# Provided passage
******************************

FORMER YANKEE SHORTSTOP AND BROADCASTER PHIL RIZZUTO

All of a sudden Frank Tanana is standing up and the hypnotist is telling him, “Walk here, walk there,” and he was doing it. Tanana was a great pitcher, but he used to like to have fun. To this day, I don’t know if Tanana was faking it or if he was for real.

Looking back, I guess we should feel bad for the poor guy who came in to help us. I imagine he was used to working with people who were serious and looking for help, and there he is with a bunch of people who are saying to themselves, “What are we doing here?”

I remember walking out of the place, and everybody was just shaking their heads.

We went out and got killed again that night.

What Causes Errors?

There are many reasons why good fielders make errors: bad mechanics, bad hops, and bad reads on a ground ball or fly ball, among them. Players sometimes go through stretches where mechanically they feel they are doing everything right, but it seems as if every hop they get is a bad one. Sometimes the things that go wrong are so minor that players don’t even know the cause.

I know that some coaches say they want players who would like to have the ball hit to them on every play. Maybe there are those guys, but I think there are more guys who say, “I’ll take it if it comes to me, but I’d prefer it to go somewhere else right now.”

******************************

# Supplied material
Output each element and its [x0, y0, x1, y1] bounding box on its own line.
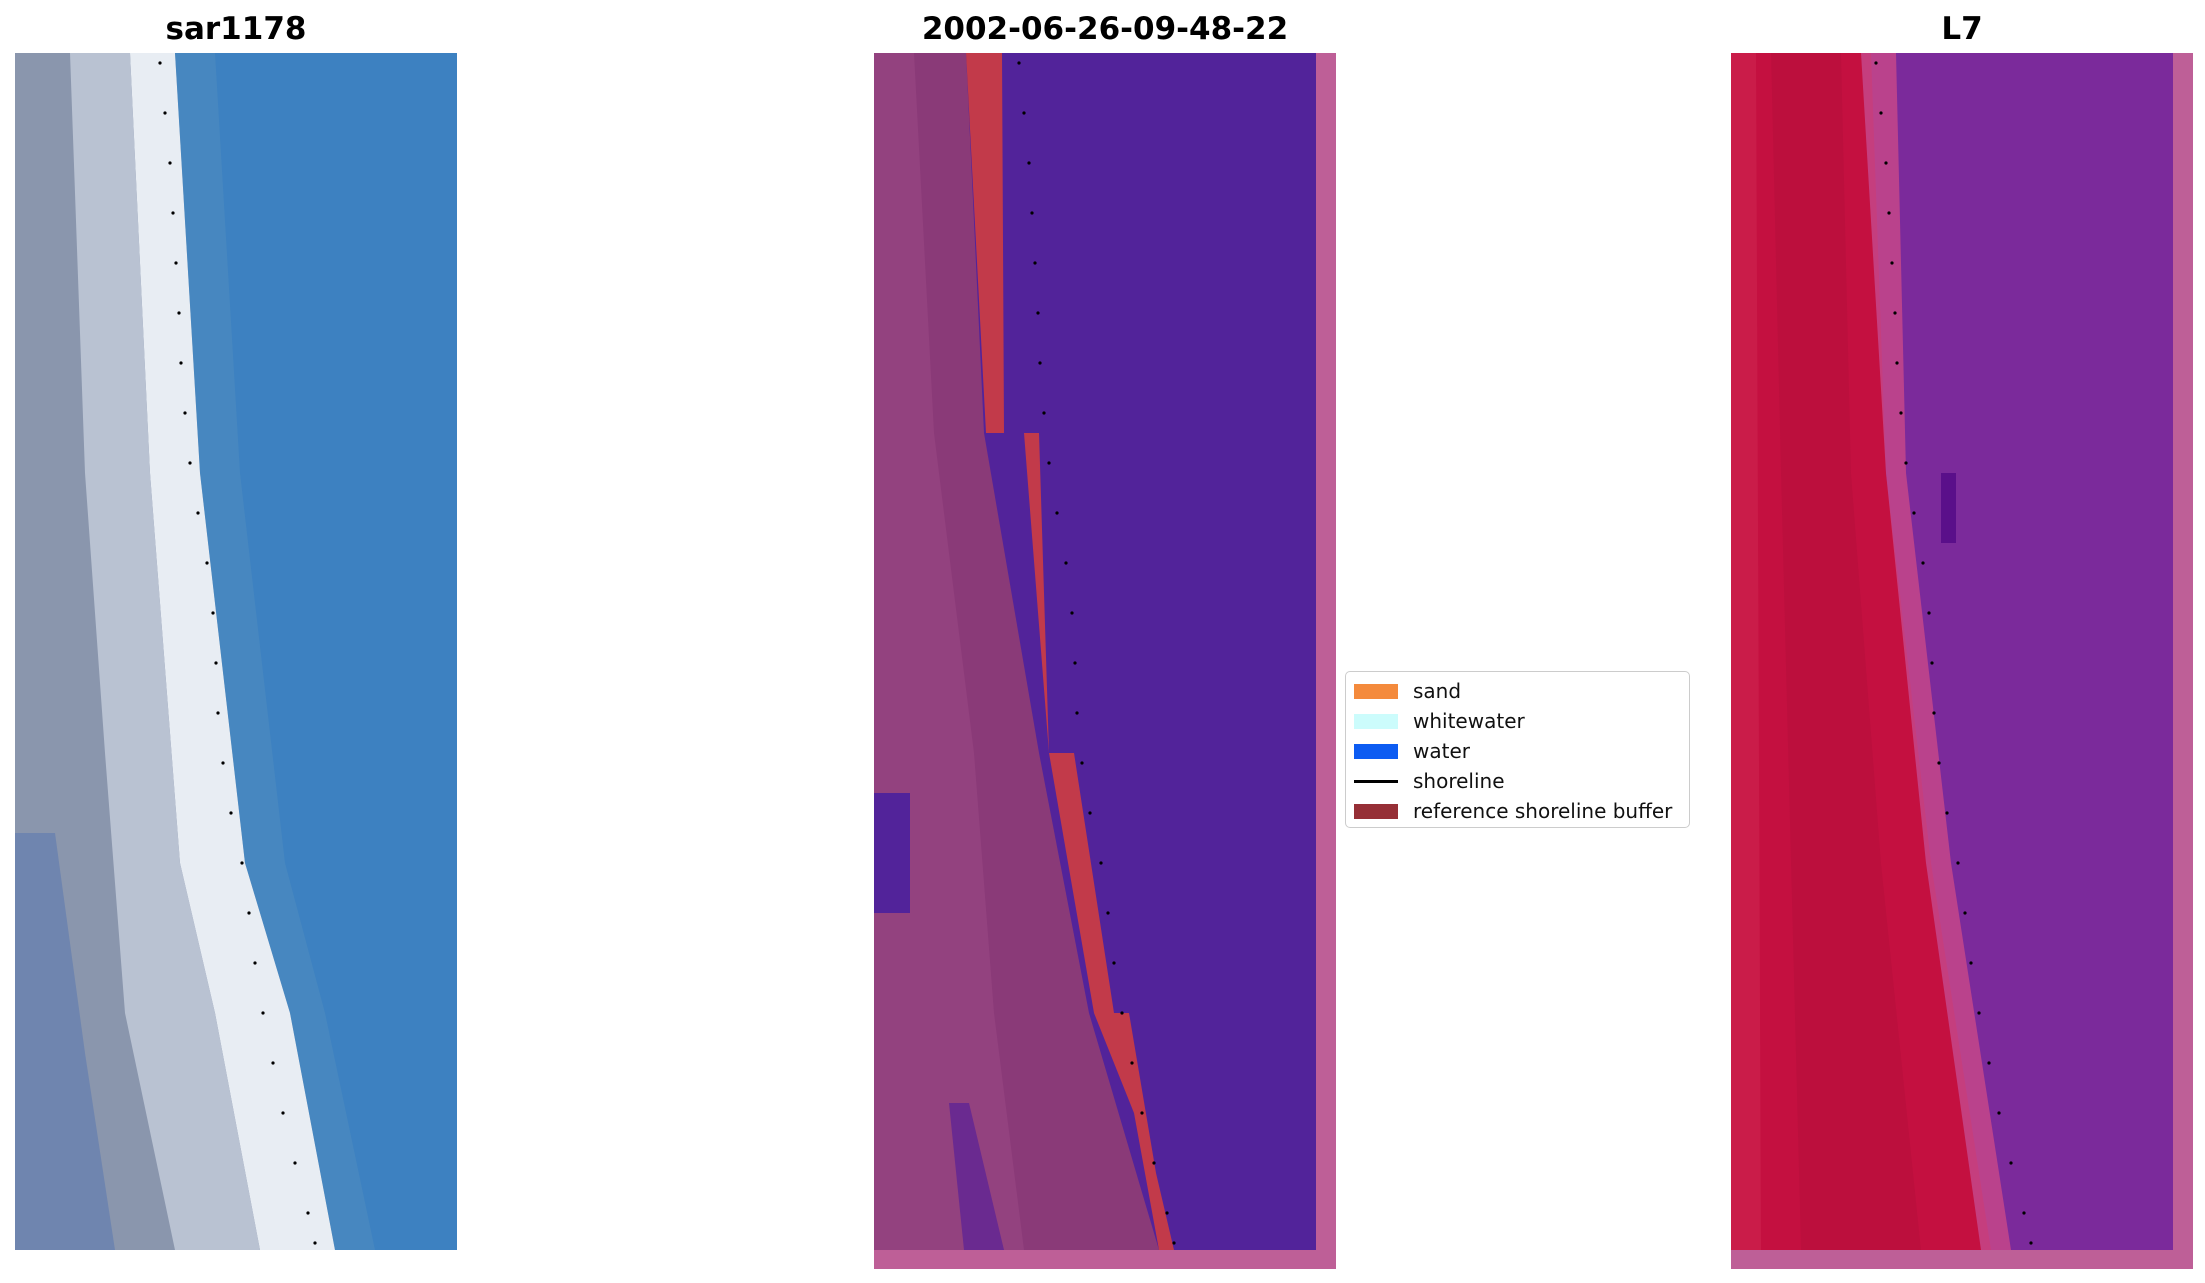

******************************

# Goal
Could you repeat the baseball passage starting with the words "FORMER YANKEE SHORTSTOP" and ending after "again that night.", substituting "magician" for "hypnotist"?

# Completed task
FORMER YANKEE SHORTSTOP AND BROADCASTER PHIL RIZZUTO

All of a sudden Frank Tanana is standing up and the magician is telling him, “Walk here, walk there,” and he was doing it. Tanana was a great pitcher, but he used to like to have fun. To this day, I don’t know if Tanana was faking it or if he was for real.

Looking back, I guess we should feel bad for the poor guy who came in to help us. I imagine he was used to working with people who were serious and looking for help, and there he is with a bunch of people who are saying to themselves, “What are we doing here?”

I remember walking out of the place, and everybody was just shaking their heads.

We went out and got killed again that night.